[start of Exercise data]

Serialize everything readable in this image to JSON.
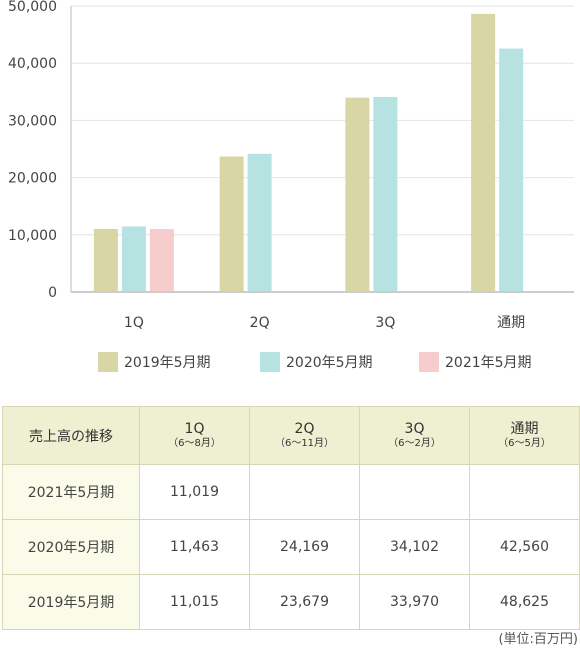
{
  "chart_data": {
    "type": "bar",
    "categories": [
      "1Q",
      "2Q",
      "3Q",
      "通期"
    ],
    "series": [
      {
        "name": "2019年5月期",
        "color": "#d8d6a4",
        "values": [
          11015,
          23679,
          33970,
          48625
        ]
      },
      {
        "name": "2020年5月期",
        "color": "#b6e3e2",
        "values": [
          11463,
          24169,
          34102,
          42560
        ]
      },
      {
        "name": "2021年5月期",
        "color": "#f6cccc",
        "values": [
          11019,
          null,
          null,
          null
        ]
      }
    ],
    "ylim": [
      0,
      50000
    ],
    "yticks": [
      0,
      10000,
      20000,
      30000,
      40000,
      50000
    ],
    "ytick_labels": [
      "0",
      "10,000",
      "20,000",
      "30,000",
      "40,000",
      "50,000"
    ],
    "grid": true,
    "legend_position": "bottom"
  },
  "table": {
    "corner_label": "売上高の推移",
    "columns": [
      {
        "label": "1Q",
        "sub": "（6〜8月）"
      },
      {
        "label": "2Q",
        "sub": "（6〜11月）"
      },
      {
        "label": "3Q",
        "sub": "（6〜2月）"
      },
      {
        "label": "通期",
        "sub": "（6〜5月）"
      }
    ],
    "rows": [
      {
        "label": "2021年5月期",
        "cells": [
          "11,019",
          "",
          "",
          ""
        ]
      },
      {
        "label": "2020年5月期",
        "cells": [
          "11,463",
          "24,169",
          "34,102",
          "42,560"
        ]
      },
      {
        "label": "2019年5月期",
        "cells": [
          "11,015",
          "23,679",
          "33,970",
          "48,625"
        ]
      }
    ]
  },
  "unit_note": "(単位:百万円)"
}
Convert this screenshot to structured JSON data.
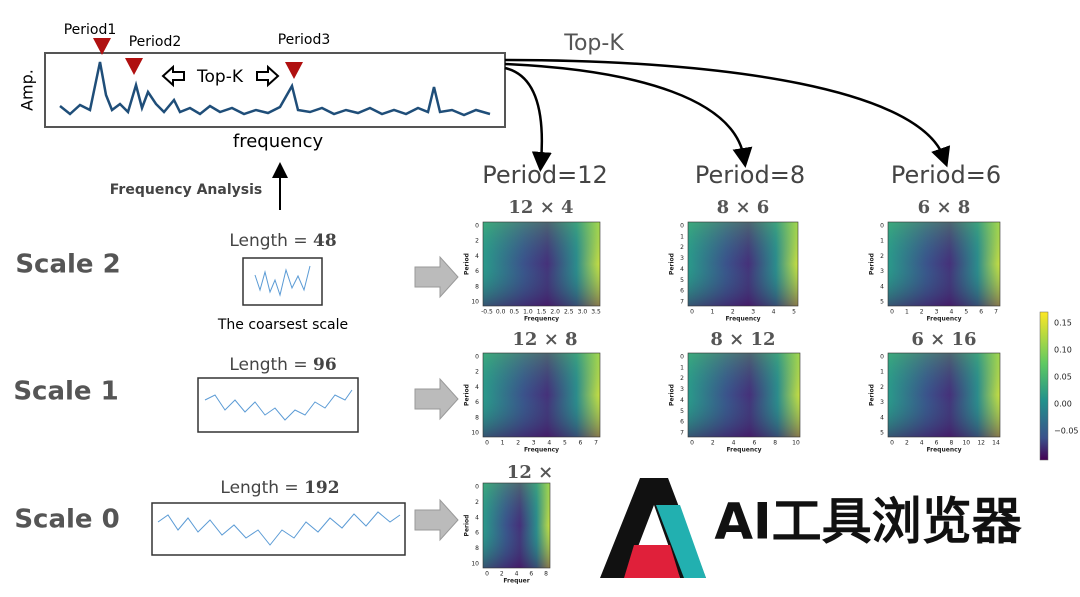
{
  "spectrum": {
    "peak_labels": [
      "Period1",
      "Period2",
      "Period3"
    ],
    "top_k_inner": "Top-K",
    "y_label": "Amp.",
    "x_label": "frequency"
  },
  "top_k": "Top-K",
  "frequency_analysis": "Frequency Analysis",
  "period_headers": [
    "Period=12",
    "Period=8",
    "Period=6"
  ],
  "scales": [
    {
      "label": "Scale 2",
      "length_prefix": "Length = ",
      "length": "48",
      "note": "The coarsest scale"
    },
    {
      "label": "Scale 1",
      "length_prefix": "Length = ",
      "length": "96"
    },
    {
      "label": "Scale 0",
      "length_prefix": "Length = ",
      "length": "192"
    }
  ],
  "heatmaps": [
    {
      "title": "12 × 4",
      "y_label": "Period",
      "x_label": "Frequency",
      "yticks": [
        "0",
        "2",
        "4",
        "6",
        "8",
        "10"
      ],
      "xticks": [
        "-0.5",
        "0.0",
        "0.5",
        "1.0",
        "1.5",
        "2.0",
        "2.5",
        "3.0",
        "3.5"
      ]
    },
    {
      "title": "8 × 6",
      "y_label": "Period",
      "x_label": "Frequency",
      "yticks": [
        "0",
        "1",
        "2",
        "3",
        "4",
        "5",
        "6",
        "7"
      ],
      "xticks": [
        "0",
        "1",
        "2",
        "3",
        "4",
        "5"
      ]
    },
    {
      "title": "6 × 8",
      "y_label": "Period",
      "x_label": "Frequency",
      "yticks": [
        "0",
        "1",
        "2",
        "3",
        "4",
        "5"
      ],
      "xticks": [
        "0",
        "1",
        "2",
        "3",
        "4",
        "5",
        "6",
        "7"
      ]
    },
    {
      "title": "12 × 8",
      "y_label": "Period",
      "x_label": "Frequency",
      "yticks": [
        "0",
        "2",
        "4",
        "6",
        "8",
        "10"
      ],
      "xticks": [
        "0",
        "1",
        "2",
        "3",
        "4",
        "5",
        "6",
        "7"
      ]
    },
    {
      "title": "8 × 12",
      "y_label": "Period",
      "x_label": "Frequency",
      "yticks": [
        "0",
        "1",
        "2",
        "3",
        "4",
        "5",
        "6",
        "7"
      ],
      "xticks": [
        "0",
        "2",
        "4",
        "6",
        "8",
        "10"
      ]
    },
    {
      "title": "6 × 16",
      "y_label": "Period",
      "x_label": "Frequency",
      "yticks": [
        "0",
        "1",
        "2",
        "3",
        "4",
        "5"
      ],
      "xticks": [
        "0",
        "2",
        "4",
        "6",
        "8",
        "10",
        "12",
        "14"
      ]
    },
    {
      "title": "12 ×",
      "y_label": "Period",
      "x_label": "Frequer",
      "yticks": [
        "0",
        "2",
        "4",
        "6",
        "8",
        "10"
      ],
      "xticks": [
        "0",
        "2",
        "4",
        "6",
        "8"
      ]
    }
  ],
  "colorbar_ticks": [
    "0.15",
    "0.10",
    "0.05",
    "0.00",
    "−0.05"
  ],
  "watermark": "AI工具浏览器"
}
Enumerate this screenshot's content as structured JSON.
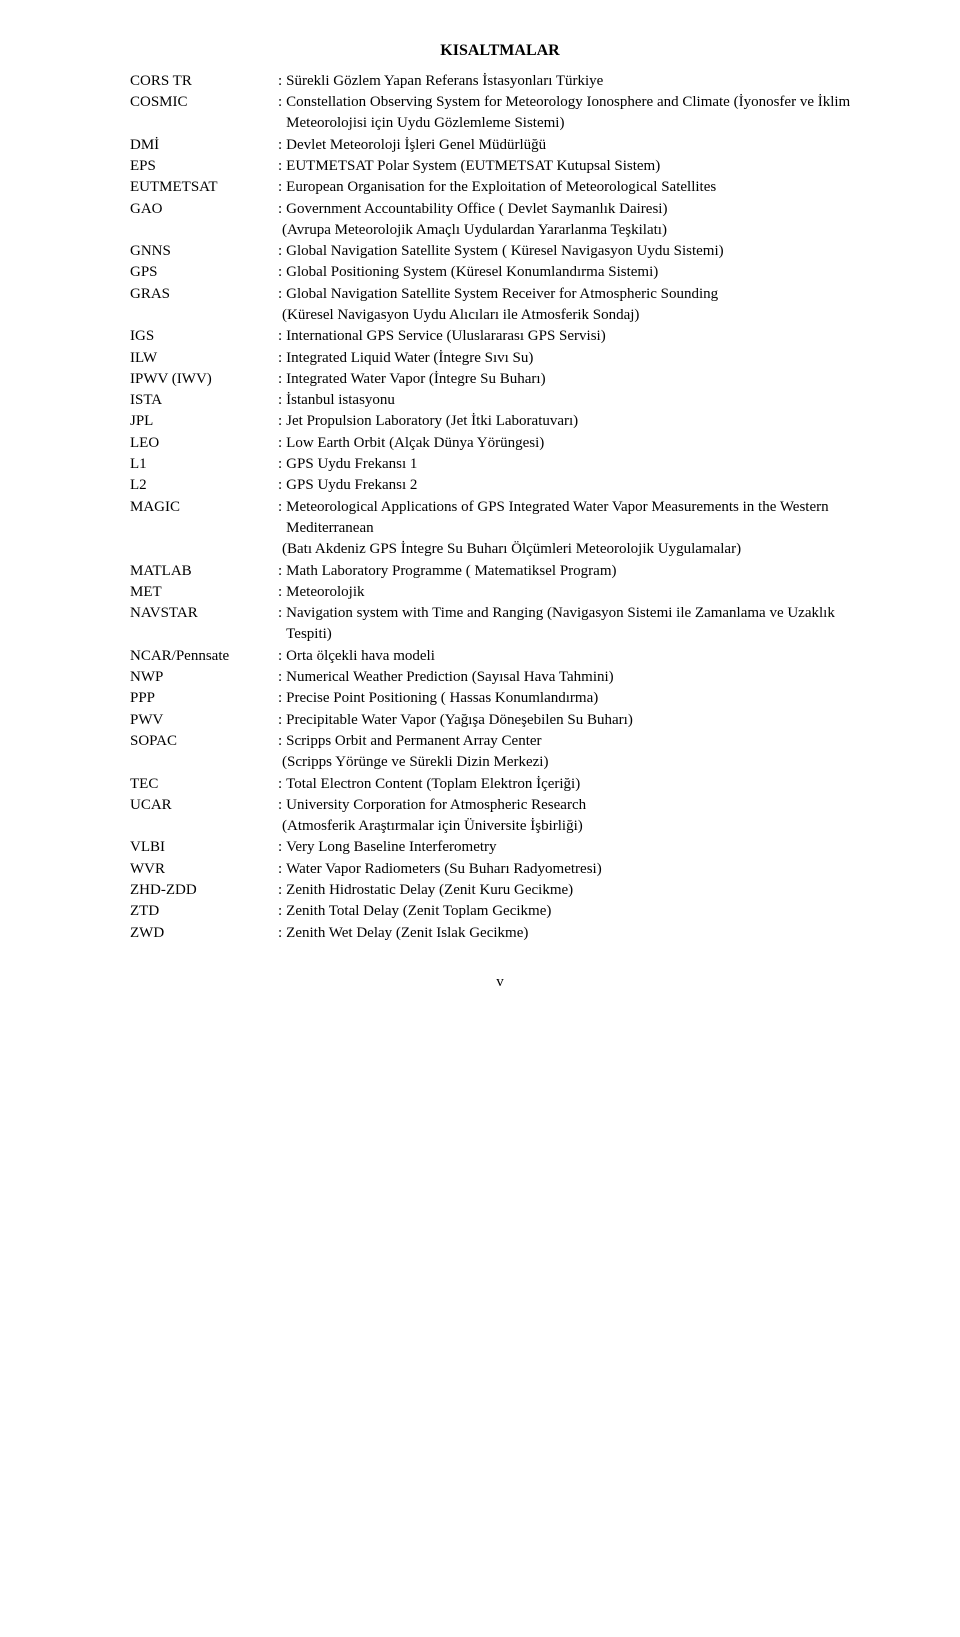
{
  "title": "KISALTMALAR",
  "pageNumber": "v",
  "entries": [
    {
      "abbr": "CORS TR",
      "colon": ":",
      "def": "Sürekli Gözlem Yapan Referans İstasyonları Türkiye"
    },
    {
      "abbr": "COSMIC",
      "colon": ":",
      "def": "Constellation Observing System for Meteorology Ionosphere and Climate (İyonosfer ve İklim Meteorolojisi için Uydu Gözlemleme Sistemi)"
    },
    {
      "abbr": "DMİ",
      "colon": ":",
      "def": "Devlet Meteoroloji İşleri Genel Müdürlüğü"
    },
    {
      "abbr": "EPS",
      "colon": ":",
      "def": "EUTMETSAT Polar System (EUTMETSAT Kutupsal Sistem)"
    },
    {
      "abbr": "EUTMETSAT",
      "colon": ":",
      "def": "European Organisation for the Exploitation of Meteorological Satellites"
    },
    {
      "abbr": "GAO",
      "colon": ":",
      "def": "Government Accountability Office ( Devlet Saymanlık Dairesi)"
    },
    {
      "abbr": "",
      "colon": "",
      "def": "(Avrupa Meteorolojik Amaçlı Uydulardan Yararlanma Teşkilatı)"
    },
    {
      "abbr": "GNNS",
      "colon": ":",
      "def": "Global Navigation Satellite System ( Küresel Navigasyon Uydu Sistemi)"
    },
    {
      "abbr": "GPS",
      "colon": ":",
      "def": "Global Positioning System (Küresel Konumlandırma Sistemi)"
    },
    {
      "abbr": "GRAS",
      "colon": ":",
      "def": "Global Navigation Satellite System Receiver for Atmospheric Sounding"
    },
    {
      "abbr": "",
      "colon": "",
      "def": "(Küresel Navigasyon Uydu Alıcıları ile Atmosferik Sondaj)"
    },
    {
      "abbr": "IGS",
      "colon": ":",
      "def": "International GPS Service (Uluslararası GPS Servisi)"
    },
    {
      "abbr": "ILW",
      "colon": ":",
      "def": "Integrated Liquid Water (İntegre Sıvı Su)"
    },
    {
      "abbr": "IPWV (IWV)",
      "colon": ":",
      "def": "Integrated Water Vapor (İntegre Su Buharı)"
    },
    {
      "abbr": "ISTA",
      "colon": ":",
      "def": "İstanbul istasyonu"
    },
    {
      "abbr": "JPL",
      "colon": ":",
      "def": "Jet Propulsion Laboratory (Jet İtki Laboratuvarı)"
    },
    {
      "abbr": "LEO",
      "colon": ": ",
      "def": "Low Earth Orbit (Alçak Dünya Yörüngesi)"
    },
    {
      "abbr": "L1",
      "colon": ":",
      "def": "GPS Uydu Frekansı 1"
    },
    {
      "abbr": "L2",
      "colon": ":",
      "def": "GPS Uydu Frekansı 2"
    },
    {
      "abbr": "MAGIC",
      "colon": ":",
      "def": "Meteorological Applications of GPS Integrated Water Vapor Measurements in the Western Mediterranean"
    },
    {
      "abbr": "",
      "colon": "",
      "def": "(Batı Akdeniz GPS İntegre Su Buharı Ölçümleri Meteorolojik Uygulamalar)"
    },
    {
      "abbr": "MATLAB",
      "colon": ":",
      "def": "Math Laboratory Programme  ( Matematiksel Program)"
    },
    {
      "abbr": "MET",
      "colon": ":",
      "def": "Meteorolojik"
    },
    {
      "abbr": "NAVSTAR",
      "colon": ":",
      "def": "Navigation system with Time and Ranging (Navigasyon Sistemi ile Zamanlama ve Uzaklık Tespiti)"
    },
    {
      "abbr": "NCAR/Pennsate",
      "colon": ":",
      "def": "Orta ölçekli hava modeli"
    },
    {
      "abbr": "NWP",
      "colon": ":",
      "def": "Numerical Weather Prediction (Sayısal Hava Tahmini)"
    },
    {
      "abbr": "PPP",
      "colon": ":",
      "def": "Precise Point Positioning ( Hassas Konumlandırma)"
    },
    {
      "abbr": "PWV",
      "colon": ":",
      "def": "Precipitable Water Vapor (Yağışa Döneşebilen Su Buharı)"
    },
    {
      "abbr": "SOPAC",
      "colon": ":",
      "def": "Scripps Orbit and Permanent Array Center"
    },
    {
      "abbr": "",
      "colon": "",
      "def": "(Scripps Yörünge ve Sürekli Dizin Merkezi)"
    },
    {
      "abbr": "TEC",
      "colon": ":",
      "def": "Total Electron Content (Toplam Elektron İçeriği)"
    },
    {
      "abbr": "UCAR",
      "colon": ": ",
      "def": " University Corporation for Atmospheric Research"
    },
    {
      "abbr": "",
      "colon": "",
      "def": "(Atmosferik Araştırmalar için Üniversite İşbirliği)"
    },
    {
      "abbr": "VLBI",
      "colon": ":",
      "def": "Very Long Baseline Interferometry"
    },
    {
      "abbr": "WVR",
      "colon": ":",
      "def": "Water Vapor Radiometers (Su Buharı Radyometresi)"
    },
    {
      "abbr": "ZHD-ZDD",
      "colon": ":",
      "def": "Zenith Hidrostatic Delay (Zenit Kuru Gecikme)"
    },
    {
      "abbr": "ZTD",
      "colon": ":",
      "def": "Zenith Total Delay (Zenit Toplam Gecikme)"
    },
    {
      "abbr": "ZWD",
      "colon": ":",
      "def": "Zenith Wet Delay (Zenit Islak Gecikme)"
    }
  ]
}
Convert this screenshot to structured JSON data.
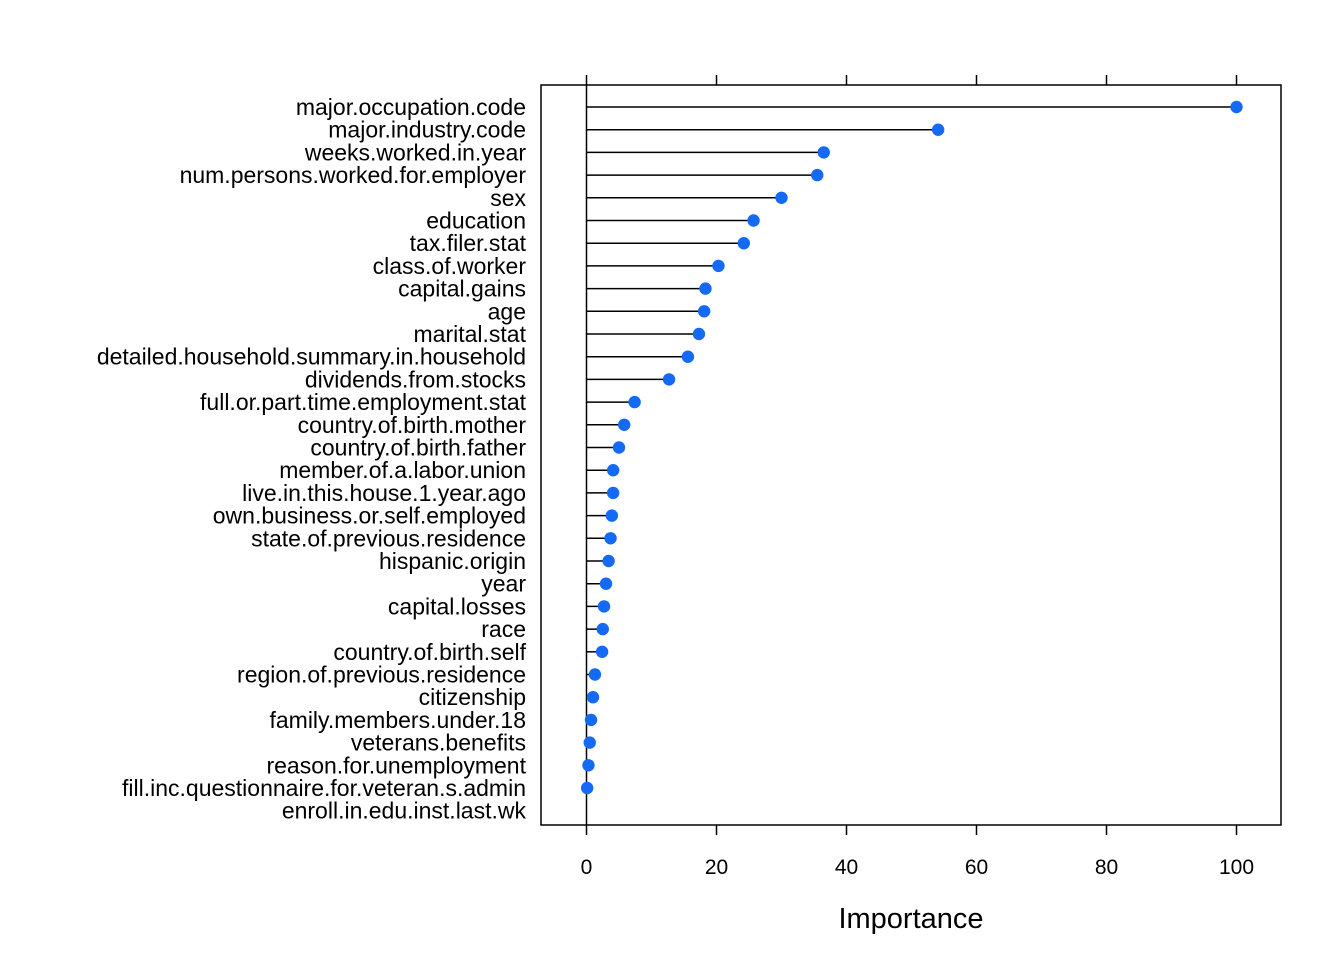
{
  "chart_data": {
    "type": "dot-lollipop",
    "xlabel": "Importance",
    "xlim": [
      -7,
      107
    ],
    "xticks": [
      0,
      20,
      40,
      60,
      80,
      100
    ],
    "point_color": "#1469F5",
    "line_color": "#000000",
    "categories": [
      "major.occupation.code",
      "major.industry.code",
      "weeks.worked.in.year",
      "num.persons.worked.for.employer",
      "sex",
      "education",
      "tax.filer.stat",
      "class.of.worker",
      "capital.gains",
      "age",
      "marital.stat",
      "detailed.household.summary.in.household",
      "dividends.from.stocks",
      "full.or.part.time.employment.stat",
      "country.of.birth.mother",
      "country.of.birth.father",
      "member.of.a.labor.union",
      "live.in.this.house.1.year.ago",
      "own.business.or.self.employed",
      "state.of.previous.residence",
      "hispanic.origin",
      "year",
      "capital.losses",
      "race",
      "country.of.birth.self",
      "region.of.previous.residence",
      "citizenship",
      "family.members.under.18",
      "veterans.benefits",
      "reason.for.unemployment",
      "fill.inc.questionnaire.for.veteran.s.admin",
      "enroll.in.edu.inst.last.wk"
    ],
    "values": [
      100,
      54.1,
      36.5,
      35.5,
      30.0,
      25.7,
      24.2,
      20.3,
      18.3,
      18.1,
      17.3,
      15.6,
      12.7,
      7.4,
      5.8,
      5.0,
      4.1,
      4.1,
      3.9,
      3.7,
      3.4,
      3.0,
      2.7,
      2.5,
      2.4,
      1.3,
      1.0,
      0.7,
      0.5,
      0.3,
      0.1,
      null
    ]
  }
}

[end of Exercise data]

▶ Task objective:
Determine the number of lines in these entries that contain the word "Devlet", and write only that number.

▶ Task response:
2